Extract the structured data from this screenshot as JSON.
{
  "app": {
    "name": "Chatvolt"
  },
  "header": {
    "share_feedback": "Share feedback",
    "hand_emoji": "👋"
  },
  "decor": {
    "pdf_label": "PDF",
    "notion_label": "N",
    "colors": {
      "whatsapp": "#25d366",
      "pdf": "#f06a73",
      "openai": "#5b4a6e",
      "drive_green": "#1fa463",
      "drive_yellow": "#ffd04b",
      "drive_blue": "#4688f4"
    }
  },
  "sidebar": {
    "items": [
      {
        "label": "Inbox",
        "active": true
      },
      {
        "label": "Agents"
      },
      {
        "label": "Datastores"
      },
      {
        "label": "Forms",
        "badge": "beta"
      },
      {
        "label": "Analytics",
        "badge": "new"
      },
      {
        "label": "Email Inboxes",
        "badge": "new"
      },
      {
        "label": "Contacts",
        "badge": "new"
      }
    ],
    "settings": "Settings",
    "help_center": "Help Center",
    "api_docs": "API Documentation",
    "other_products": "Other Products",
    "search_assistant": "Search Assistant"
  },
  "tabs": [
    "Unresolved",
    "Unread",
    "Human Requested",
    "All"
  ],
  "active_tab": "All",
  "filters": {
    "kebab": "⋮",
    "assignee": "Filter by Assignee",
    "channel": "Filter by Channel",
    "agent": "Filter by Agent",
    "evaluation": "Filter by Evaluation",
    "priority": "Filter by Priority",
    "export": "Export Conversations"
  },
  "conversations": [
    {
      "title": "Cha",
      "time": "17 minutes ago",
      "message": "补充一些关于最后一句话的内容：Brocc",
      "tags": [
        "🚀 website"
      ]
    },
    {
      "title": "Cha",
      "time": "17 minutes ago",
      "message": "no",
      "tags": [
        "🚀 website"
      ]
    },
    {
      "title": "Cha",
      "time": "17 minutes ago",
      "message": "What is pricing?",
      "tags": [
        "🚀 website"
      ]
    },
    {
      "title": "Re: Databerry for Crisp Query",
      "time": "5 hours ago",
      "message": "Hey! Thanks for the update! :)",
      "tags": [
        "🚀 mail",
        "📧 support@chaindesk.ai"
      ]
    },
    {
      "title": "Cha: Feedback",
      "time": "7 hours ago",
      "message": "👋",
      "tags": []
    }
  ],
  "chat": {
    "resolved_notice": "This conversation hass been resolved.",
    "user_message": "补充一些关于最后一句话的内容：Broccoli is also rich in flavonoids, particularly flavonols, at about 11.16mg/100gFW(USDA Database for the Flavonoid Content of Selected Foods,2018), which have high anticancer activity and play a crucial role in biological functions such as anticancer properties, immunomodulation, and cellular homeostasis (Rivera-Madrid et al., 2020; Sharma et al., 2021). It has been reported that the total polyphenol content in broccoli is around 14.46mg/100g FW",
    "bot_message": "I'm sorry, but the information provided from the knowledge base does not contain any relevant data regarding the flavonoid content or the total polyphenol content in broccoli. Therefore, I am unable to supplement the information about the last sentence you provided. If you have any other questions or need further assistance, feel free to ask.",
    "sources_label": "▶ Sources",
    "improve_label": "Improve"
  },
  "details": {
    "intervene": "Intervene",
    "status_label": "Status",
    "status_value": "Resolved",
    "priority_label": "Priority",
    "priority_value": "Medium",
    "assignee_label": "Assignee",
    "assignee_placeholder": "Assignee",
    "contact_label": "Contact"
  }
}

::::::::

WRITTEN TASK - Output every entry shown above, exactly.

TASK RESULT -
Extract the structured data from this screenshot as JSON.
{
  "app": {
    "name": "Chatvolt"
  },
  "header": {
    "share_feedback": "Share feedback",
    "hand_emoji": "👋"
  },
  "decor": {
    "pdf_label": "PDF",
    "notion_label": "N",
    "colors": {
      "whatsapp": "#25d366",
      "pdf": "#f06a73",
      "openai": "#5b4a6e",
      "drive_green": "#1fa463",
      "drive_yellow": "#ffd04b",
      "drive_blue": "#4688f4"
    }
  },
  "sidebar": {
    "items": [
      {
        "label": "Inbox",
        "active": true
      },
      {
        "label": "Agents"
      },
      {
        "label": "Datastores"
      },
      {
        "label": "Forms",
        "badge": "beta"
      },
      {
        "label": "Analytics",
        "badge": "new"
      },
      {
        "label": "Email Inboxes",
        "badge": "new"
      },
      {
        "label": "Contacts",
        "badge": "new"
      }
    ],
    "settings": "Settings",
    "help_center": "Help Center",
    "api_docs": "API Documentation",
    "other_products": "Other Products",
    "search_assistant": "Search Assistant"
  },
  "tabs": [
    "Unresolved",
    "Unread",
    "Human Requested",
    "All"
  ],
  "active_tab": "All",
  "filters": {
    "kebab": "⋮",
    "assignee": "Filter by Assignee",
    "channel": "Filter by Channel",
    "agent": "Filter by Agent",
    "evaluation": "Filter by Evaluation",
    "priority": "Filter by Priority",
    "export": "Export Conversations"
  },
  "conversations": [
    {
      "title": "Cha",
      "time": "17 minutes ago",
      "message": "补充一些关于最后一句话的内容：Brocc",
      "tags": [
        "🚀 website"
      ]
    },
    {
      "title": "Cha",
      "time": "17 minutes ago",
      "message": "no",
      "tags": [
        "🚀 website"
      ]
    },
    {
      "title": "Cha",
      "time": "17 minutes ago",
      "message": "What is pricing?",
      "tags": [
        "🚀 website"
      ]
    },
    {
      "title": "Re: Databerry for Crisp Query",
      "time": "5 hours ago",
      "message": "Hey! Thanks for the update! :)",
      "tags": [
        "🚀 mail",
        "📧 support@chaindesk.ai"
      ]
    },
    {
      "title": "Cha: Feedback",
      "time": "7 hours ago",
      "message": "👋",
      "tags": []
    }
  ],
  "chat": {
    "resolved_notice": "This conversation hass been resolved.",
    "user_message": "补充一些关于最后一句话的内容：Broccoli is also rich in flavonoids, particularly flavonols, at about 11.16mg/100gFW(USDA Database for the Flavonoid Content of Selected Foods,2018), which have high anticancer activity and play a crucial role in biological functions such as anticancer properties, immunomodulation, and cellular homeostasis (Rivera-Madrid et al., 2020; Sharma et al., 2021). It has been reported that the total polyphenol content in broccoli is around 14.46mg/100g FW",
    "bot_message": "I'm sorry, but the information provided from the knowledge base does not contain any relevant data regarding the flavonoid content or the total polyphenol content in broccoli. Therefore, I am unable to supplement the information about the last sentence you provided. If you have any other questions or need further assistance, feel free to ask.",
    "sources_label": "▶ Sources",
    "improve_label": "Improve"
  },
  "details": {
    "intervene": "Intervene",
    "status_label": "Status",
    "status_value": "Resolved",
    "priority_label": "Priority",
    "priority_value": "Medium",
    "assignee_label": "Assignee",
    "assignee_placeholder": "Assignee",
    "contact_label": "Contact"
  }
}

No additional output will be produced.